··· Working data

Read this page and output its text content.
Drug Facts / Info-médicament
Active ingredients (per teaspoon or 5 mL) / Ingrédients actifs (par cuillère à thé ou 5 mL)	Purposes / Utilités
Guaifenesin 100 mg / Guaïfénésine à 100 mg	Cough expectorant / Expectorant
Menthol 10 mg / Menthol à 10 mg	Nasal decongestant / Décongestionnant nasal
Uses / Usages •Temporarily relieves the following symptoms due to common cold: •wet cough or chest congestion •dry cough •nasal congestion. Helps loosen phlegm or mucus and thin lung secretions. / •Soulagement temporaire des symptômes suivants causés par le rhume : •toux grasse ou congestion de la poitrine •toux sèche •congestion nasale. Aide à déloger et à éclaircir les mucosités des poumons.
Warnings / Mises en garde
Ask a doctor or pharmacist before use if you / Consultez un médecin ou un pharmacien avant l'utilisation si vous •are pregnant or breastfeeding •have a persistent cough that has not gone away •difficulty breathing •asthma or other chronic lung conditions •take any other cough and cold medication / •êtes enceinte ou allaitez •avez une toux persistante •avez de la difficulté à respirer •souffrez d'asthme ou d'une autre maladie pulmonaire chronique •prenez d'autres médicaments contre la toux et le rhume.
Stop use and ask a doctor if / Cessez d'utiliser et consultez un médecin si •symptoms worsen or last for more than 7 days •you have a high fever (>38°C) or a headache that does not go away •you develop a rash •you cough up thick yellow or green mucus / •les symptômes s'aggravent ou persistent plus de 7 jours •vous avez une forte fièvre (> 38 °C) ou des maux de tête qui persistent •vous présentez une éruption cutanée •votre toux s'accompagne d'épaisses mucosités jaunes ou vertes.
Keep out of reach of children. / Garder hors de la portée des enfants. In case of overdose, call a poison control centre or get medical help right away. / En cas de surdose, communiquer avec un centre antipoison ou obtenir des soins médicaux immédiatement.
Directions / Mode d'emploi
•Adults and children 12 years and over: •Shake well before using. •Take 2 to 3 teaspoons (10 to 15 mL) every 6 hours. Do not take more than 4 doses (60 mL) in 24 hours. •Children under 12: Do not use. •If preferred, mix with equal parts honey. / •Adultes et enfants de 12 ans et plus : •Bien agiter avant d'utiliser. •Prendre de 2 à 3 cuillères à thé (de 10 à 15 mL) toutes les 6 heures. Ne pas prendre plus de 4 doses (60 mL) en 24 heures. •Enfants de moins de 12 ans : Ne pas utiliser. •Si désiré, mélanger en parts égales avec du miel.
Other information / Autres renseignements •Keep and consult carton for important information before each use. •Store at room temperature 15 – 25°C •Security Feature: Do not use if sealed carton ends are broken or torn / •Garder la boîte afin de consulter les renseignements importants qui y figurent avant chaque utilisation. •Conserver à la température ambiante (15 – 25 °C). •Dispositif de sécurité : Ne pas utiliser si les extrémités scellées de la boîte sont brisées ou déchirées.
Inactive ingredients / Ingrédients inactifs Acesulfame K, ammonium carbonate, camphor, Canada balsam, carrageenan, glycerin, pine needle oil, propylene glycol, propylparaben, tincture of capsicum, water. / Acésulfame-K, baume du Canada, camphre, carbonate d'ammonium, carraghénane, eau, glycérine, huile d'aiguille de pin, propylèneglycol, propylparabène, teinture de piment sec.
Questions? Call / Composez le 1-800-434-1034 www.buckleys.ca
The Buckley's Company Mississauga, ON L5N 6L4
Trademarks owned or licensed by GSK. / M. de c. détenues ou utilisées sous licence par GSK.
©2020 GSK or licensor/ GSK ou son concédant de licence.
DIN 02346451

······

§ **Aim of the task**: In the records above, how many lines contain the word "ingredients"? Give the number alone.

§ **Completed exercise**: 2